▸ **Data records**
--- BEGIN ---

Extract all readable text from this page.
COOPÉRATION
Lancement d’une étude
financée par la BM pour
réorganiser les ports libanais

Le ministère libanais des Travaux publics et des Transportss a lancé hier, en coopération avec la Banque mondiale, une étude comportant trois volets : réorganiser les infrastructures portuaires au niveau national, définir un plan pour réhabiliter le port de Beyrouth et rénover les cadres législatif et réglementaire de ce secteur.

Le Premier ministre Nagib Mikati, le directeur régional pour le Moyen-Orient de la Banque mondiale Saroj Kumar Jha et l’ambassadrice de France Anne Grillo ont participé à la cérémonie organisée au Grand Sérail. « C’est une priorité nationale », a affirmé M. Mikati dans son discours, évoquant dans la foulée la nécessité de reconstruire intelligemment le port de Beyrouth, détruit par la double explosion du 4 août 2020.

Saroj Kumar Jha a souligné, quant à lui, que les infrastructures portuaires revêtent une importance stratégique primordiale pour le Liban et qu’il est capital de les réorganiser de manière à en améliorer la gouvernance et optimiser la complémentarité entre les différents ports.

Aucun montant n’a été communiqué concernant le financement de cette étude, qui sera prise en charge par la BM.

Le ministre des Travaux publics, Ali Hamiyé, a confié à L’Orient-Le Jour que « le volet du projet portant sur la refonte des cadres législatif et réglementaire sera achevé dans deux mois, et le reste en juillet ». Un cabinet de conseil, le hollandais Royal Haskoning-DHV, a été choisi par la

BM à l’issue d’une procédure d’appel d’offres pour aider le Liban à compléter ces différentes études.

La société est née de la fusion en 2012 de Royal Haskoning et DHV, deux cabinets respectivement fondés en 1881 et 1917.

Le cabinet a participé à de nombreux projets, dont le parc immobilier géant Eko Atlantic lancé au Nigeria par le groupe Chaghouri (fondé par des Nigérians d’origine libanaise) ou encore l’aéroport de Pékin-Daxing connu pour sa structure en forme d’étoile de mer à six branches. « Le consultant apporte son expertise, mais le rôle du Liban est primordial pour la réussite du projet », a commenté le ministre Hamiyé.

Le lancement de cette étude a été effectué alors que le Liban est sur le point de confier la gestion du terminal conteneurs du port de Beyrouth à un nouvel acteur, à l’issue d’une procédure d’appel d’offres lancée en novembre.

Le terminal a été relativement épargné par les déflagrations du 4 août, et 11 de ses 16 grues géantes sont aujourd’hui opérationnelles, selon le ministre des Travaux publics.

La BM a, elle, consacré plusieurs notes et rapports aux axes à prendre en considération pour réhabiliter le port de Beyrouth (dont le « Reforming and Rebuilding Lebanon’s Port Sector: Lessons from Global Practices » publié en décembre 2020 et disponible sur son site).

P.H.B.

--- END ---

▸ **EXERCISE**
Go through the material line by line. Show each line that contains the string "from".

▸ **WORKED ANSWER**
Extract all readable text from this page.
La BM a, elle, consacré plusieurs notes et rapports aux axes à prendre en considération pour réhabiliter le port de Beyrouth (dont le « Reforming and Rebuilding Lebanon’s Port Sector: Lessons from Global Practices » publié en décembre 2020 et disponible sur son site).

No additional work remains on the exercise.